» Material for this task
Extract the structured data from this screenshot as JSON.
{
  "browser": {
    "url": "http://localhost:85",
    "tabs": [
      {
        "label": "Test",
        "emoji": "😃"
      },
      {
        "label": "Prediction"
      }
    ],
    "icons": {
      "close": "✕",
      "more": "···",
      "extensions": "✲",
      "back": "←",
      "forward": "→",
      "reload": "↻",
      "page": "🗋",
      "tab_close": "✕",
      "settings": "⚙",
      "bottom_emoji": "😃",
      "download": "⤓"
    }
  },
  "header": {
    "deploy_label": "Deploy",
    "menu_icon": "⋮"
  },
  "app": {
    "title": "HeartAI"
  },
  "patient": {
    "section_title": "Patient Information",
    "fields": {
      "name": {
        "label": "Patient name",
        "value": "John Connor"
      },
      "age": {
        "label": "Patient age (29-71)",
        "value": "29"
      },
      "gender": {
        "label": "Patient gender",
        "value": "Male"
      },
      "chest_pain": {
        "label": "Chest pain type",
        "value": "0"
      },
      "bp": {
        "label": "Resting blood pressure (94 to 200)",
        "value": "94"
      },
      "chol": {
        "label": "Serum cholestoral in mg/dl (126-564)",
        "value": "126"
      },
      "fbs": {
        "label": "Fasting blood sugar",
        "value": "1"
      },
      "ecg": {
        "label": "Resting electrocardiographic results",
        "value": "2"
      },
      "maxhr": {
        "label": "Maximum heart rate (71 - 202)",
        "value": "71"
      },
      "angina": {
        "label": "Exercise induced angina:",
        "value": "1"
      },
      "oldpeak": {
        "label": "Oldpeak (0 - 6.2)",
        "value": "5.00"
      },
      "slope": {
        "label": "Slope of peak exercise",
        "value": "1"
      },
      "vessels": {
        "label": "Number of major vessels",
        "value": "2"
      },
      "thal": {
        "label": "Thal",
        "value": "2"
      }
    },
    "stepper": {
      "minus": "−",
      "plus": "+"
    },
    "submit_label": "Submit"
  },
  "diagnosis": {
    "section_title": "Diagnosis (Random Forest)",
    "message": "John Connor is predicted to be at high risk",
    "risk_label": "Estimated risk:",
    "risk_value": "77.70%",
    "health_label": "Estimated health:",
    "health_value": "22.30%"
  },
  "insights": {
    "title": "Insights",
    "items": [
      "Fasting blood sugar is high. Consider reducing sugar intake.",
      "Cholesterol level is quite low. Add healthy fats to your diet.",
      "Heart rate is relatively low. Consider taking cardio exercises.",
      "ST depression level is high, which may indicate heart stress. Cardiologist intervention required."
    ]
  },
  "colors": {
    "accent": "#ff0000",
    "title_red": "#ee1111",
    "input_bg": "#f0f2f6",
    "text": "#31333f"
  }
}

» What to do
Count every line in the preceding entries where the string "Fasting" appears, then state only the total.

» In response
2